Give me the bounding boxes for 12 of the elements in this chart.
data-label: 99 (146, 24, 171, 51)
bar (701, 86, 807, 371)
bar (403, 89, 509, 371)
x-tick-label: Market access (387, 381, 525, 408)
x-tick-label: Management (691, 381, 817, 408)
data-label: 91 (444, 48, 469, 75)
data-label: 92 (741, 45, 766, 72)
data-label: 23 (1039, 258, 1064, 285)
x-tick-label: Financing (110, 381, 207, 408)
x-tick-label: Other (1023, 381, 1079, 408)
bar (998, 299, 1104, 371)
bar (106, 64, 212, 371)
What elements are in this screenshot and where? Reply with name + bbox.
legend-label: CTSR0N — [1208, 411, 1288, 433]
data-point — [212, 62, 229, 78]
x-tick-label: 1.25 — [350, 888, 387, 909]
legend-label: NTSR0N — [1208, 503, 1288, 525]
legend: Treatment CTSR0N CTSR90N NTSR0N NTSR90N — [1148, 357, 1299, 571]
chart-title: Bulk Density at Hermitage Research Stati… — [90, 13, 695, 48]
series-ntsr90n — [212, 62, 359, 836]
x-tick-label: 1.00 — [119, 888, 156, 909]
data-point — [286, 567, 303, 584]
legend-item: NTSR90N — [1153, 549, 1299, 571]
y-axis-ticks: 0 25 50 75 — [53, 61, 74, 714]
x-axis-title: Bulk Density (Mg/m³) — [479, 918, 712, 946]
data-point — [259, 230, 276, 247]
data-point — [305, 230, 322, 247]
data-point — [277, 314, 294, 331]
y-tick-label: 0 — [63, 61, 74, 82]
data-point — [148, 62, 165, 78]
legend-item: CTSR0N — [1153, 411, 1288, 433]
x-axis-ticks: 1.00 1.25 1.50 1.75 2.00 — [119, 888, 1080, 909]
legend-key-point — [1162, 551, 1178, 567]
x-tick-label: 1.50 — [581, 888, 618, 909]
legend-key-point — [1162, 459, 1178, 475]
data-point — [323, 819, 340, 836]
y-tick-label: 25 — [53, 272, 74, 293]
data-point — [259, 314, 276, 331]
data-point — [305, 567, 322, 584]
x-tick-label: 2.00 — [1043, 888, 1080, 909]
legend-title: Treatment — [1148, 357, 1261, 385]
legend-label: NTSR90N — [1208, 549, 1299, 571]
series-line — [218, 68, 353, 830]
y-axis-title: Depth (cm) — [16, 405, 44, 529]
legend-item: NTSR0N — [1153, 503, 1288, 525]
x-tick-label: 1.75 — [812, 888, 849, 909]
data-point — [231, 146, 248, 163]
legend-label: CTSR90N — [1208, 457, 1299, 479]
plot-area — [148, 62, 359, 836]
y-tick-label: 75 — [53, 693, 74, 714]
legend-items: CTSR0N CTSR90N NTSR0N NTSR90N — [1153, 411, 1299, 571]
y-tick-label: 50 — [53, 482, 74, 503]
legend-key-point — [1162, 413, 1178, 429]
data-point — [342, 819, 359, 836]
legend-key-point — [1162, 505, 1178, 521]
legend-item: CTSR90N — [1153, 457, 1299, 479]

→ TASK TO CARRY OUT
Please reproduce every one of the rows above, line by line, with no changes.

→ TASK ANSWER
Give me the bounding boxes for 12 of the elements in this chart.
data-label: 99 (146, 24, 171, 51)
bar (701, 86, 807, 371)
bar (403, 89, 509, 371)
x-tick-label: Market access (387, 381, 525, 408)
x-tick-label: Management (691, 381, 817, 408)
data-label: 91 (444, 48, 469, 75)
data-label: 92 (741, 45, 766, 72)
data-label: 23 (1039, 258, 1064, 285)
x-tick-label: Financing (110, 381, 207, 408)
x-tick-label: Other (1023, 381, 1079, 408)
bar (998, 299, 1104, 371)
bar (106, 64, 212, 371)
What elements are in this screenshot and where? Reply with name + bbox.
legend-label: CTSR0N — [1208, 411, 1288, 433]
data-point — [212, 62, 229, 78]
x-tick-label: 1.25 — [350, 888, 387, 909]
legend-label: NTSR0N — [1208, 503, 1288, 525]
legend: Treatment CTSR0N CTSR90N NTSR0N NTSR90N — [1148, 357, 1299, 571]
chart-title: Bulk Density at Hermitage Research Stati… — [90, 13, 695, 48]
series-ntsr90n — [212, 62, 359, 836]
x-tick-label: 1.00 — [119, 888, 156, 909]
data-point — [286, 567, 303, 584]
legend-item: NTSR90N — [1153, 549, 1299, 571]
y-axis-ticks: 0 25 50 75 — [53, 61, 74, 714]
x-axis-title: Bulk Density (Mg/m³) — [479, 918, 712, 946]
data-point — [259, 230, 276, 247]
data-point — [305, 230, 322, 247]
data-point — [277, 314, 294, 331]
y-tick-label: 0 — [63, 61, 74, 82]
data-point — [148, 62, 165, 78]
legend-item: CTSR0N — [1153, 411, 1288, 433]
x-axis-ticks: 1.00 1.25 1.50 1.75 2.00 — [119, 888, 1080, 909]
legend-key-point — [1162, 551, 1178, 567]
x-tick-label: 1.50 — [581, 888, 618, 909]
legend-key-point — [1162, 459, 1178, 475]
data-point — [323, 819, 340, 836]
y-tick-label: 25 — [53, 272, 74, 293]
data-point — [259, 314, 276, 331]
data-point — [305, 567, 322, 584]
x-tick-label: 2.00 — [1043, 888, 1080, 909]
legend-title: Treatment — [1148, 357, 1261, 385]
legend-label: NTSR90N — [1208, 549, 1299, 571]
series-line — [218, 68, 353, 830]
y-axis-title: Depth (cm) — [16, 405, 44, 529]
legend-item: NTSR0N — [1153, 503, 1288, 525]
x-tick-label: 1.75 — [812, 888, 849, 909]
data-point — [231, 146, 248, 163]
legend-label: CTSR90N — [1208, 457, 1299, 479]
plot-area — [148, 62, 359, 836]
y-tick-label: 75 — [53, 693, 74, 714]
legend-items: CTSR0N CTSR90N NTSR0N NTSR90N — [1153, 411, 1299, 571]
y-tick-label: 50 — [53, 482, 74, 503]
legend-key-point — [1162, 413, 1178, 429]
data-point — [342, 819, 359, 836]
legend-key-point — [1162, 505, 1178, 521]
legend-item: CTSR90N — [1153, 457, 1299, 479]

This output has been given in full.